## Goal:
What follows is a set of records, each of which is to be written out exactly.

-- -- --

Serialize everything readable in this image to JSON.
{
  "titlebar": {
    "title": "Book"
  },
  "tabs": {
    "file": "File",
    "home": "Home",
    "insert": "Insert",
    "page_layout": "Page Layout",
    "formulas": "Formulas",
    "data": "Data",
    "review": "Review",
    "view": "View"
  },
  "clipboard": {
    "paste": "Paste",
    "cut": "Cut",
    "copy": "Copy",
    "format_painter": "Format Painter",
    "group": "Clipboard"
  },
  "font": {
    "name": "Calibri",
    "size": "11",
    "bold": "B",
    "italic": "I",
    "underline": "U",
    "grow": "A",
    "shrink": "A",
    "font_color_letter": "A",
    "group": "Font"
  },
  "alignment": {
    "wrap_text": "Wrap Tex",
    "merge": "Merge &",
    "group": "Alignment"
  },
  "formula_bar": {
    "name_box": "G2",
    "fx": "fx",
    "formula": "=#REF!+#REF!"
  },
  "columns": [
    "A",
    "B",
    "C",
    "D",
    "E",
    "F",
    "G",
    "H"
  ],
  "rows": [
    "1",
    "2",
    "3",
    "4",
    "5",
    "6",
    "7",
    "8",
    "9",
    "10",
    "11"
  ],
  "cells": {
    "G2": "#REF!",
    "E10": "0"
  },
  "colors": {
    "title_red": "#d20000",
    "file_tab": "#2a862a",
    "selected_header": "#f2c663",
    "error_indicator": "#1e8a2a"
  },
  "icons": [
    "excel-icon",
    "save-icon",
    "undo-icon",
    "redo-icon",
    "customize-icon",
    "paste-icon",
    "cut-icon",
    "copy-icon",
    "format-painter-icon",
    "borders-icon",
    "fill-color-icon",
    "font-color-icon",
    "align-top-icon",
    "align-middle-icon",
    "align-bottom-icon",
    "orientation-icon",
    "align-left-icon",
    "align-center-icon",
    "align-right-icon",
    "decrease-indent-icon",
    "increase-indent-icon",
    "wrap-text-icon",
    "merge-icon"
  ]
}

-- -- --

## Response below:
Serialize everything readable in this image to JSON.
{
  "titlebar": {
    "title": "Book"
  },
  "tabs": {
    "file": "File",
    "home": "Home",
    "insert": "Insert",
    "page_layout": "Page Layout",
    "formulas": "Formulas",
    "data": "Data",
    "review": "Review",
    "view": "View"
  },
  "clipboard": {
    "paste": "Paste",
    "cut": "Cut",
    "copy": "Copy",
    "format_painter": "Format Painter",
    "group": "Clipboard"
  },
  "font": {
    "name": "Calibri",
    "size": "11",
    "bold": "B",
    "italic": "I",
    "underline": "U",
    "grow": "A",
    "shrink": "A",
    "font_color_letter": "A",
    "group": "Font"
  },
  "alignment": {
    "wrap_text": "Wrap Tex",
    "merge": "Merge &",
    "group": "Alignment"
  },
  "formula_bar": {
    "name_box": "G2",
    "fx": "fx",
    "formula": "=#REF!+#REF!"
  },
  "columns": [
    "A",
    "B",
    "C",
    "D",
    "E",
    "F",
    "G",
    "H"
  ],
  "rows": [
    "1",
    "2",
    "3",
    "4",
    "5",
    "6",
    "7",
    "8",
    "9",
    "10",
    "11"
  ],
  "cells": {
    "G2": "#REF!",
    "E10": "0"
  },
  "colors": {
    "title_red": "#d20000",
    "file_tab": "#2a862a",
    "selected_header": "#f2c663",
    "error_indicator": "#1e8a2a"
  },
  "icons": [
    "excel-icon",
    "save-icon",
    "undo-icon",
    "redo-icon",
    "customize-icon",
    "paste-icon",
    "cut-icon",
    "copy-icon",
    "format-painter-icon",
    "borders-icon",
    "fill-color-icon",
    "font-color-icon",
    "align-top-icon",
    "align-middle-icon",
    "align-bottom-icon",
    "orientation-icon",
    "align-left-icon",
    "align-center-icon",
    "align-right-icon",
    "decrease-indent-icon",
    "increase-indent-icon",
    "wrap-text-icon",
    "merge-icon"
  ]
}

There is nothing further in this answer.